◆ **DIRECTIONS**
Gather the lines from the material that contain "ascenso".

·····

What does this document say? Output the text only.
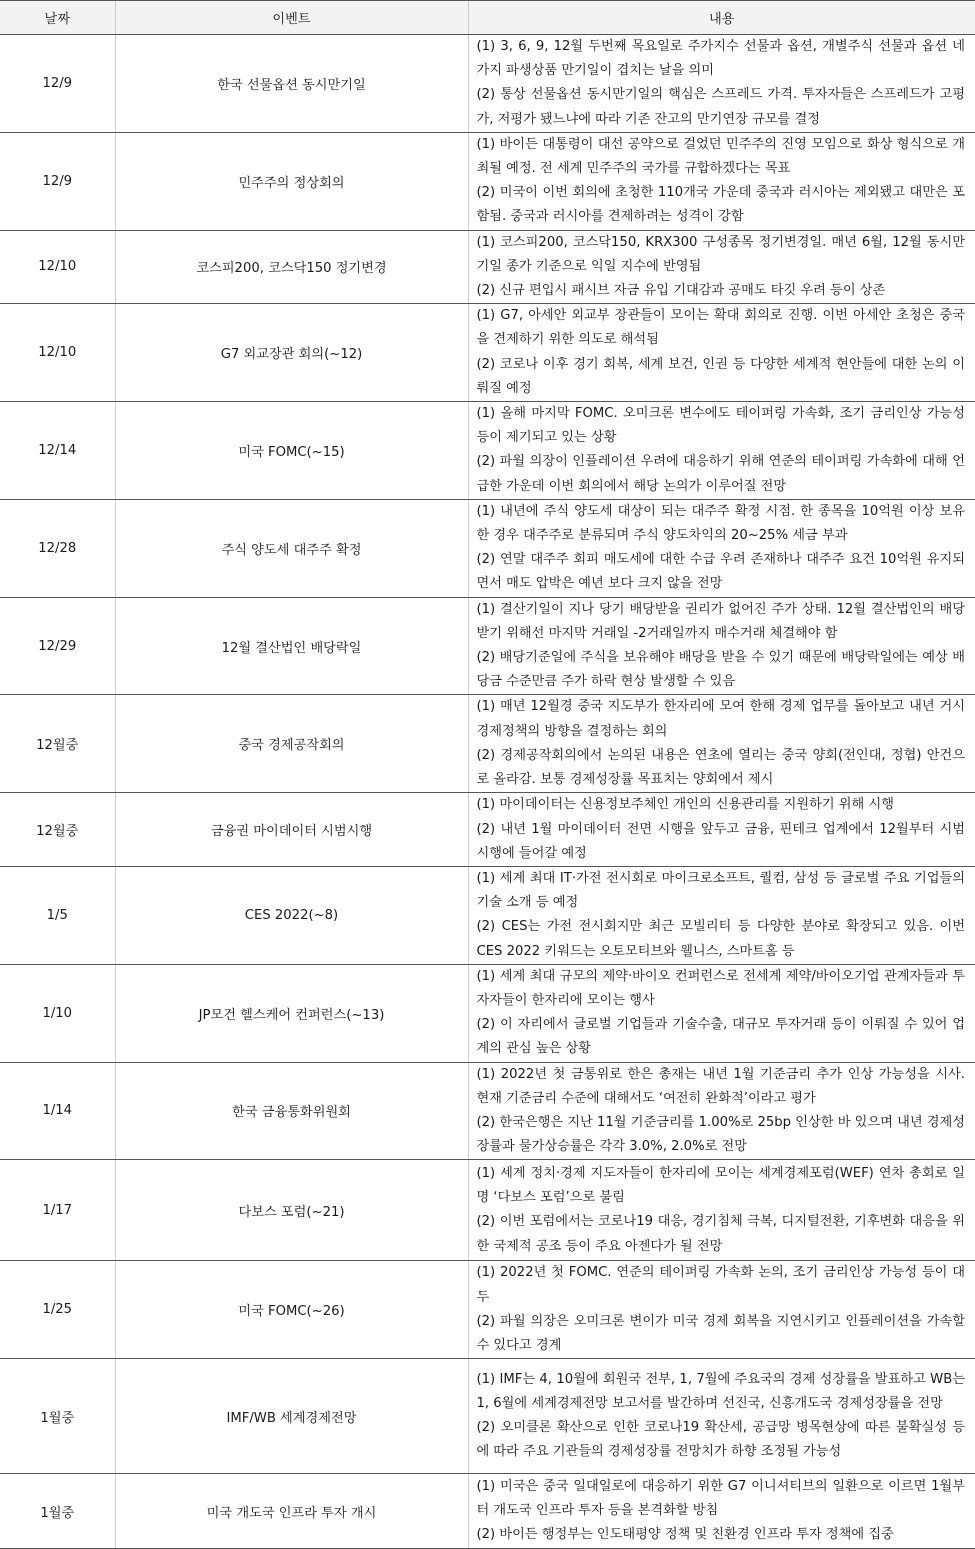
날짜	이벤트	내용
12/9	한국 선물옵션 동시만기일	(1) 3, 6, 9, 12월 두번째 목요일로 주가지수 선물과 옵션, 개별주식 선물과 옵션 네가지 파생상품 만기일이 겹치는 날을 의미
(2) 통상 선물옵션 동시만기일의 핵심은 스프레드 가격. 투자자들은 스프레드가 고평가, 저평가 됐느냐에 따라 기존 잔고의 만기연장 규모를 결정

12/9	민주주의 정상회의	(1) 바이든 대통령이 대선 공약으로 걸었던 민주주의 진영 모임으로 화상 형식으로 개최될 예정. 전 세계 민주주의 국가를 규합하겠다는 목표
(2) 미국이 이번 회의에 초청한 110개국 가운데 중국과 러시아는 제외됐고 대만은 포함됨. 중국과 러시아를 견제하려는 성격이 강함

12/10	코스피200, 코스닥150 정기변경	(1) 코스피200, 코스닥150, KRX300 구성종목 정기변경일. 매년 6월, 12월 동시만기일 종가 기준으로 익일 지수에 반영됨
(2) 신규 편입시 패시브 자금 유입 기대감과 공매도 타깃 우려 등이 상존

12/10	G7 외교장관 회의(~12)	(1) G7, 아세안 외교부 장관들이 모이는 확대 회의로 진행. 이번 아세안 초청은 중국을 견제하기 위한 의도로 해석됨
(2) 코로나 이후 경기 회복, 세계 보건, 인권 등 다양한 세계적 현안들에 대한 논의 이뤄질 예정

12/14	미국 FOMC(~15)	(1) 올해 마지막 FOMC. 오미크론 변수에도 테이퍼링 가속화, 조기 금리인상 가능성 등이 제기되고 있는 상황
(2) 파월 의장이 인플레이션 우려에 대응하기 위해 연준의 테이퍼링 가속화에 대해 언급한 가운데 이번 회의에서 해당 논의가 이루어질 전망

12/28	주식 양도세 대주주 확정	(1) 내년에 주식 양도세 대상이 되는 대주주 확정 시점. 한 종목을 10억원 이상 보유한 경우 대주주로 분류되며 주식 양도차익의 20~25% 세금 부과
(2) 연말 대주주 회피 매도세에 대한 수급 우려 존재하나 대주주 요건 10억원 유지되면서 매도 압박은 예년 보다 크지 않을 전망

12/29	12월 결산법인 배당락일	(1) 결산기일이 지나 당기 배당받을 권리가 없어진 주가 상태. 12월 결산법인의 배당 받기 위해선 마지막 거래일 -2거래일까지 매수거래 체결해야 함
(2) 배당기준일에 주식을 보유해야 배당을 받을 수 있기 때문에 배당락일에는 예상 배당금 수준만큼 주가 하락 현상 발생할 수 있음

12월중	중국 경제공작회의	(1) 매년 12월경 중국 지도부가 한자리에 모여 한해 경제 업무를 돌아보고 내년 거시경제정책의 방향을 결정하는 회의
(2) 경제공작회의에서 논의된 내용은 연초에 열리는 중국 양회(전인대, 정협) 안건으로 올라감. 보통 경제성장률 목표치는 양회에서 제시

12월중	금융권 마이데이터 시범시행	(1) 마이데이터는 신용정보주체인 개인의 신용관리를 지원하기 위해 시행
(2) 내년 1월 마이데이터 전면 시행을 앞두고 금융, 핀테크 업계에서 12월부터 시범시행에 들어갈 예정

1/5	CES 2022(~8)	(1) 세계 최대 IT·가전 전시회로 마이크로소프트, 퀄컴, 삼성 등 글로벌 주요 기업들의 기술 소개 등 예정
(2) CES는 가전 전시회지만 최근 모빌리티 등 다양한 분야로 확장되고 있음. 이번 CES 2022 키워드는 오토모티브와 웰니스, 스마트홈 등

1/10	JP모건 헬스케어 컨퍼런스(~13)	(1) 세계 최대 규모의 제약·바이오 컨퍼런스로 전세계 제약/바이오기업 관계자들과 투자자들이 한자리에 모이는 행사
(2) 이 자리에서 글로벌 기업들과 기술수출, 대규모 투자거래 등이 이뤄질 수 있어 업계의 관심 높은 상황

1/14	한국 금융통화위원회	(1) 2022년 첫 금통위로 한은 총재는 내년 1월 기준금리 추가 인상 가능성을 시사. 현재 기준금리 수준에 대해서도 ‘여전히 완화적’이라고 평가
(2) 한국은행은 지난 11월 기준금리를 1.00%로 25bp 인상한 바 있으며 내년 경제성장률과 물가상승률은 각각 3.0%, 2.0%로 전망

1/17	다보스 포럼(~21)	(1) 세계 정치·경제 지도자들이 한자리에 모이는 세계경제포럼(WEF) 연차 총회로 일명 ‘다보스 포럼’으로 불림
(2) 이번 포럼에서는 코로나19 대응, 경기침체 극복, 디지털전환, 기후변화 대응을 위한 국제적 공조 등이 주요 아젠다가 될 전망

1/25	미국 FOMC(~26)	(1) 2022년 첫 FOMC. 연준의 테이퍼링 가속화 논의, 조기 금리인상 가능성 등이 대두
(2) 파월 의장은 오미크론 변이가 미국 경제 회복을 지연시키고 인플레이션을 가속할 수 있다고 경계

1월중	IMF/WB 세계경제전망	(1) IMF는 4, 10월에 회원국 전부, 1, 7월에 주요국의 경제 성장률을 발표하고 WB는 1, 6월에 세계경제전망 보고서를 발간하며 선진국, 신흥개도국 경제성장률을 전망
(2) 오미클론 확산으로 인한 코로나19 확산세, 공급망 병목현상에 따른 불확실성 등에 따라 주요 기관들의 경제성장률 전망치가 하향 조정될 가능성

1월중	미국 개도국 인프라 투자 개시	(1) 미국은 중국 일대일로에 대응하기 위한 G7 이니셔티브의 일환으로 이르면 1월부터 개도국 인프라 투자 등을 본격화할 방침
(2) 바이든 행정부는 인도태평양 정책 및 친환경 인프라 투자 정책에 집중
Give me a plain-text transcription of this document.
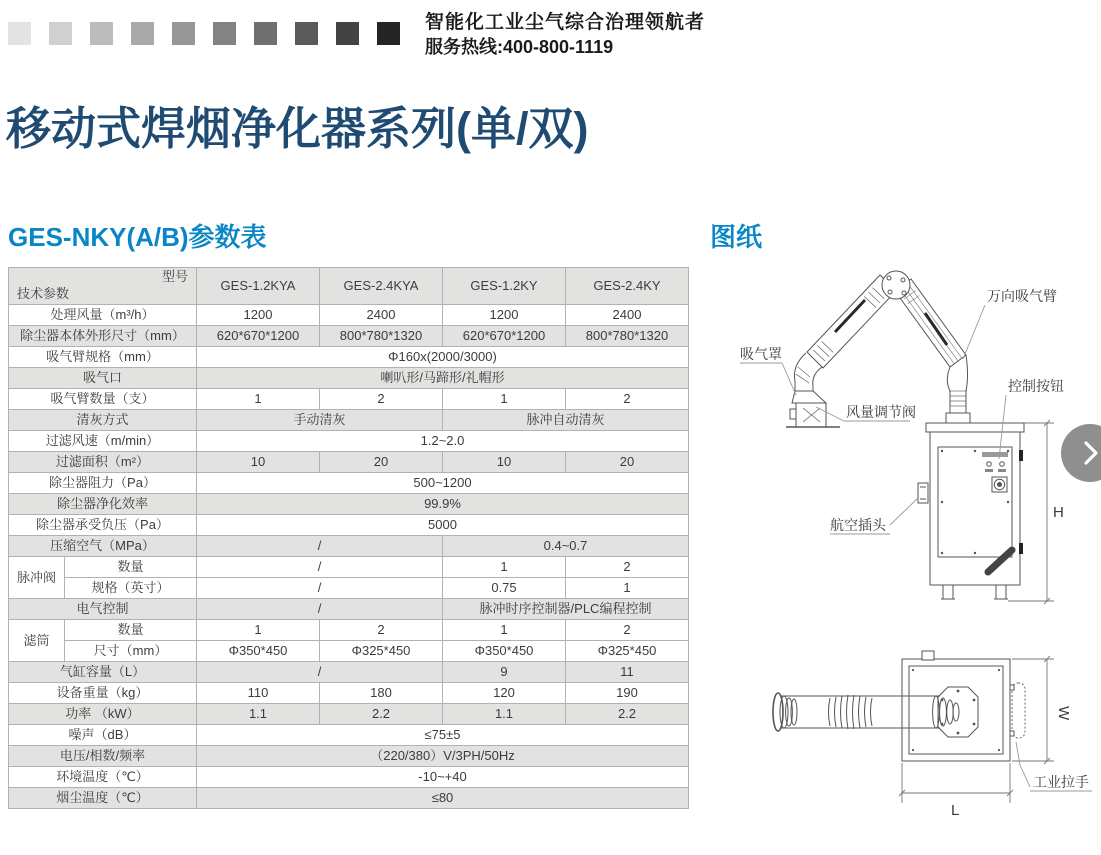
智能化工业尘气综合治理领航者
服务热线:400-800-1119
移动式焊烟净化器系列(单/双)
GES-NKY(A/B)参数表	图纸
型号
技术参数		GES-1.2KYA	GES-2.4KYA	GES-1.2KY	GES-2.4KY
处理风量（m³/h）		1200	2400	1200	2400
除尘器本体外形尺寸（mm）		620*670*1200	800*780*1320	620*670*1200	800*780*1320
吸气臂规格（mm）		Φ160x(2000/3000)			
吸气口		喇叭形/马蹄形/礼帽形			
吸气臂数量（支）		1	2	1	2
清灰方式		手动清灰		脉冲自动清灰	
过滤风速（m/min）		1.2~2.0			
过滤面积（m²）		10	20	10	20
除尘器阻力（Pa）		500~1200			
除尘器净化效率		99.9%			
除尘器承受负压（Pa）		5000			
压缩空气（MPa）		/		0.4~0.7	
脉冲阀	数量	/		1	2
	规格（英寸）	/		0.75	1
电气控制		/		脉冲时序控制器/PLC编程控制	
滤筒	数量	1	2	1	2
	尺寸（mm）	Φ350*450	Φ325*450	Φ350*450	Φ325*450
气缸容量（L）		/		9	11
设备重量（kg）		110	180	120	190
功率 （kW）		1.1	2.2	1.1	2.2
噪声（dB）		≤75±5			
电压/相数/频率		（220/380）V/3PH/50Hz			
环境温度（℃）		-10~+40			
烟尘温度（℃）		≤80			
万向吸气臂
吸气罩
风量调节阀
控制按钮
航空插头
工业拉手
H
W
L
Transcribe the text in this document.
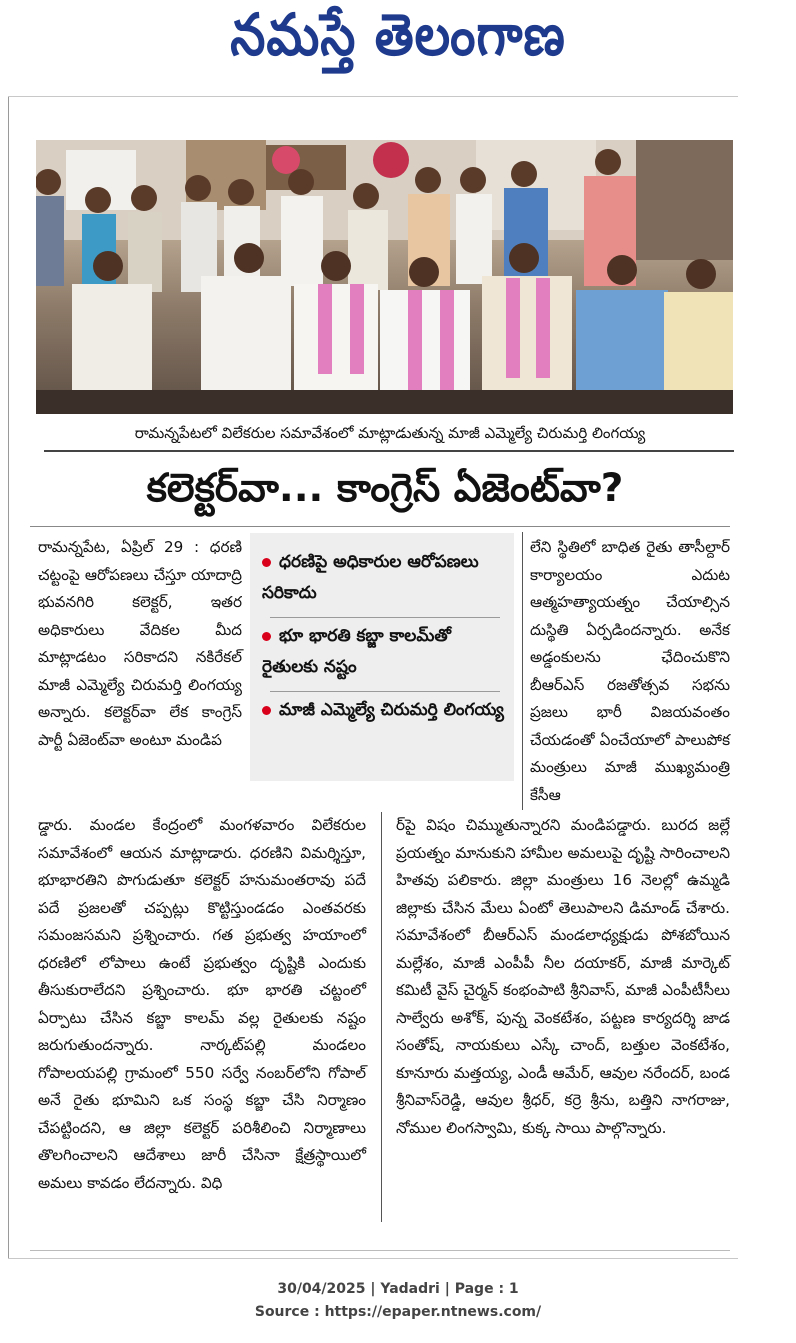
నమస్తే తెలంగాణ
రామన్నపేటలో విలేకరుల సమావేశంలో మాట్లాడుతున్న మాజీ ఎమ్మెల్యే చిరుమర్తి లింగయ్య
కలెక్టర్‌వా... కాంగ్రెస్ ఏజెంట్‌వా?

రామన్నపేట, ఏప్రిల్ 29 : ధరణి చట్టంపై ఆరోపణలు చేస్తూ యాదాద్రి భువనగిరి కలెక్టర్, ఇతర అధికారులు వేదికల మీద మాట్లాడటం సరికాదని నకిరేకల్ మాజీ ఎమ్మెల్యే చిరుమర్తి లింగయ్య అన్నారు. కలెక్టర్‌వా లేక కాంగ్రెస్ పార్టీ ఏజెంట్‌వా అంటూ మండిప

ధరణిపై అధికారుల ఆరోపణలు సరికాదు
భూ భారతి కబ్జా కాలమ్‌తో రైతులకు నష్టం
మాజీ ఎమ్మెల్యే చిరుమర్తి లింగయ్య

లేని స్థితిలో బాధిత రైతు తాసీల్దార్ కార్యాలయం ఎదుట ఆత్మహత్యాయత్నం చేయాల్సిన దుస్థితి ఏర్పడిందన్నారు. అనేక అడ్డంకులను ఛేదించుకొని బీఆర్ఎస్ రజతోత్సవ సభను ప్రజలు భారీ విజయవంతం చేయడంతో ఏంచేయాలో పాలుపోక మంత్రులు మాజీ ముఖ్యమంత్రి కేసీఆ

డ్డారు. మండల కేంద్రంలో మంగళవారం విలేకరుల సమావేశంలో ఆయన మాట్లాడారు. ధరణిని విమర్శిస్తూ, భూభారతిని పొగుడుతూ కలెక్టర్ హనుమంతరావు పదే పదే ప్రజలతో చప్పట్లు కొట్టిస్తుండడం ఎంతవరకు సమంజసమని ప్రశ్నించారు. గత ప్రభుత్వ హయాంలో ధరణిలో లోపాలు ఉంటే ప్రభుత్వం దృష్టికి ఎందుకు తీసుకురాలేదని ప్రశ్నించారు. భూ భారతి చట్టంలో ఏర్పాటు చేసిన కబ్జా కాలమ్ వల్ల రైతులకు నష్టం జరుగుతుందన్నారు. నార్కట్‌పల్లి మండలం గోపాలయపల్లి గ్రామంలో 550 సర్వే నంబర్‌లోని గోపాల్ అనే రైతు భూమిని ఒక సంస్థ కబ్జా చేసి నిర్మాణం చేపట్టిందని, ఆ జిల్లా కలెక్టర్ పరిశీలించి నిర్మాణాలు తొలగించాలని ఆదేశాలు జారీ చేసినా క్షేత్రస్థాయిలో అమలు కావడం లేదన్నారు. విధి

ర్‌పై విషం చిమ్ముతున్నారని మండిపడ్డారు. బురద జల్లే ప్రయత్నం మానుకుని హామీల అమలుపై దృష్టి సారించాలని హితవు పలికారు. జిల్లా మంత్రులు 16 నెలల్లో ఉమ్మడి జిల్లాకు చేసిన మేలు ఏంటో తెలుపాలని డిమాండ్ చేశారు. సమావేశంలో బీఆర్ఎస్ మండలాధ్యక్షుడు పోశబోయిన మల్లేశం, మాజీ ఎంపీపీ నీల దయాకర్, మాజీ మార్కెట్ కమిటీ వైస్ చైర్మన్ కంభంపాటి శ్రీనివాస్, మాజీ ఎంపీటీసీలు సాల్వేరు అశోక్, పున్న వెంకటేశం, పట్టణ కార్యదర్శి జాడ సంతోష్, నాయకులు ఎస్కే చాంద్, బత్తుల వెంకటేశం, కూనూరు మత్తయ్య, ఎండీ ఆమేర్, ఆవుల నరేందర్, బండ శ్రీనివాస్‌రెడ్డి, ఆవుల శ్రీధర్, కర్రె శ్రీను, బత్తిని నాగరాజు, నోముల లింగస్వామి, కుక్క సాయి పాల్గొన్నారు.

30/04/2025 | Yadadri | Page : 1
Source : https://epaper.ntnews.com/
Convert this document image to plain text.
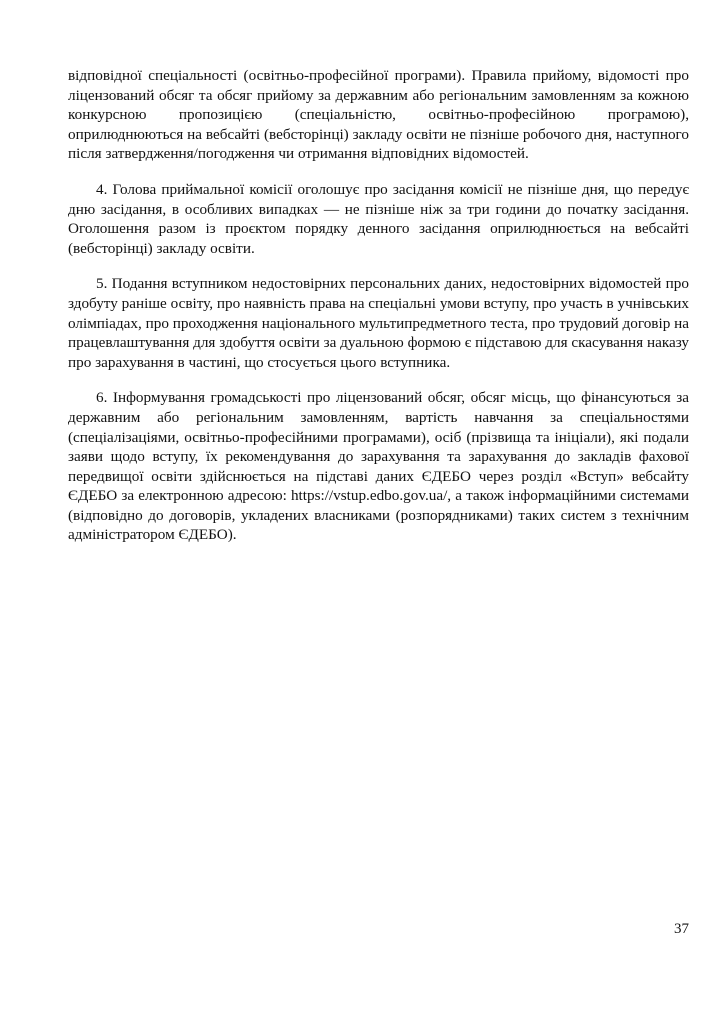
відповідної спеціальності (освітньо-професійної програми). Правила прийому, відомості про ліцензований обсяг та обсяг прийому за державним або регіональним замовленням за кожною конкурсною пропозицією (спеціальністю, освітньо-професійною програмою), оприлюднюються на вебсайті (вебсторінці) закладу освіти не пізніше робочого дня, наступного після затвердження/погодження чи отримання відповідних відомостей.

4. Голова приймальної комісії оголошує про засідання комісії не пізніше дня, що передує дню засідання, в особливих випадках — не пізніше ніж за три години до початку засідання. Оголошення разом із проєктом порядку денного засідання оприлюднюється на вебсайті (вебсторінці) закладу освіти.

5. Подання вступником недостовірних персональних даних, недостовірних відомостей про здобуту раніше освіту, про наявність права на спеціальні умови вступу, про участь в учнівських олімпіадах, про проходження національного мультипредметного теста, про трудовий договір на працевлаштування для здобуття освіти за дуальною формою є підставою для скасування наказу про зарахування в частині, що стосується цього вступника.

6. Інформування громадськості про ліцензований обсяг, обсяг місць, що фінансуються за державним або регіональним замовленням, вартість навчання за спеціальностями (спеціалізаціями, освітньо-професійними програмами), осіб (прізвища та ініціали), які подали заяви щодо вступу, їх рекомендування до зарахування та зарахування до закладів фахової передвищої освіти здійснюється на підставі даних ЄДЕБО через розділ «Вступ» вебсайту ЄДЕБО за електронною адресою: https://vstup.edbo.gov.ua/, а також інформаційними системами (відповідно до договорів, укладених власниками (розпорядниками) таких систем з технічним адміністратором ЄДЕБО).

37
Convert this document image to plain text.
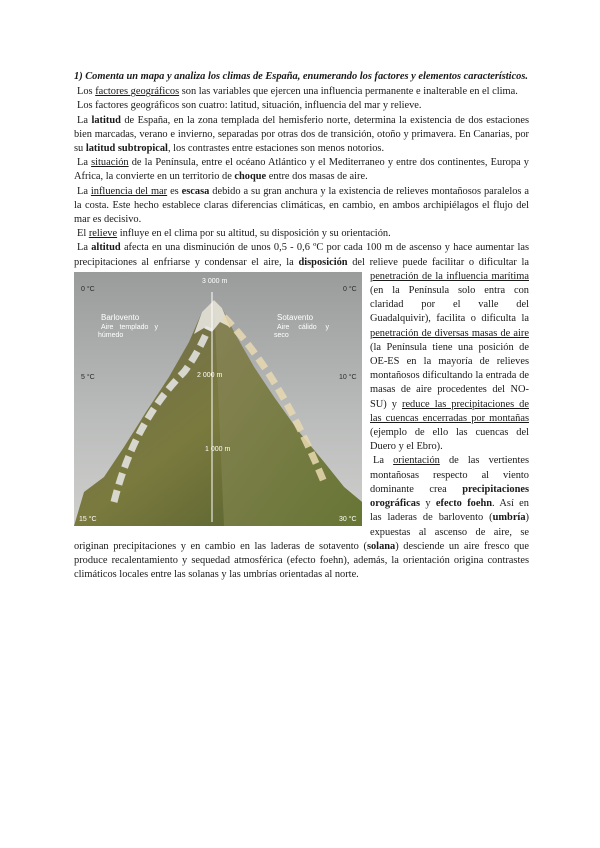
1) Comenta un mapa y analiza los climas de España, enumerando los factores y elementos característicos.

Los factores geográficos son las variables que ejercen una influencia permanente e inalterable en el clima.

Los factores geográficos son cuatro: latitud, situación, influencia del mar y relieve.

La latitud de España, en la zona templada del hemisferio norte, determina la existencia de dos estaciones bien marcadas, verano e invierno, separadas por otras dos de transición, otoño y primavera. En Canarias, por su latitud subtropical, los contrastes entre estaciones son menos notorios.

La situación de la Península, entre el océano Atlántico y el Mediterraneo y entre dos continentes, Europa y Africa, la convierte en un territorio de choque entre dos masas de aire.

La influencia del mar es escasa debido a su gran anchura y la existencia de relieves montañosos paralelos a la costa. Este hecho establece claras diferencias climáticas, en cambio, en ambos archipiélagos el flujo del mar es decisivo.

El relieve influye en el clima por su altitud, su disposición y su orientación.

La altitud afecta en una disminución de unos 0,5 - 0,6 ºC por cada 100 m de ascenso y hace aumentar las precipitaciones al enfriarse y condensar el aire, la disposición del relieve puede facilitar o dificultar la penetración de la influencia marítima
3 000 m
2 000 m
1 000 m
0 °C	0 °C
5 °C	10 °C
15 °C	30 °C
Barlovento
Aire templado y húmedo
Sotavento
Aire cálido y seco
(en la Península solo entra con claridad por el valle del Guadalquivir), facilita o dificulta la penetración de diversas masas de aire (la Península tiene una posición de OE-ES en la mayoría de relieves montañosos dificultando la entrada de masas de aire procedentes del NO-SU) y reduce las precipitaciones de las cuencas encerradas por montañas (ejemplo de ello las cuencas del Duero y el Ebro).

La orientación de las vertientes montañosas respecto al viento dominante crea precipitaciones orográficas y efecto foehn. Así en las laderas de barlovento (umbría) expuestas al ascenso de aire, se originan precipitaciones y en cambio en las laderas de sotavento (solana) desciende un aire fresco que produce recalentamiento y sequedad atmosférica (efecto foehn), además, la orientación origina contrastes climáticos locales entre las solanas y las umbrías orientadas al norte.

·····

◆ **RESPONSE BELOW**
La altitud afecta en una disminución de unos 0,5 - 0,6 ºC por cada 100 m de ascenso y hace aumentar las precipitaciones al enfriarse y condensar el aire, la disposición del relieve puede facilitar o dificultar la penetración de la influencia marítima
La orientación de las vertientes montañosas respecto al viento dominante crea precipitaciones orográficas y efecto foehn. Así en las laderas de barlovento (umbría) expuestas al ascenso de aire, se originan precipitaciones y en cambio en las laderas de sotavento (solana) desciende un aire fresco que produce recalentamiento y sequedad atmosférica (efecto foehn), además, la orientación origina contrastes climáticos locales entre las solanas y las umbrías orientadas al norte.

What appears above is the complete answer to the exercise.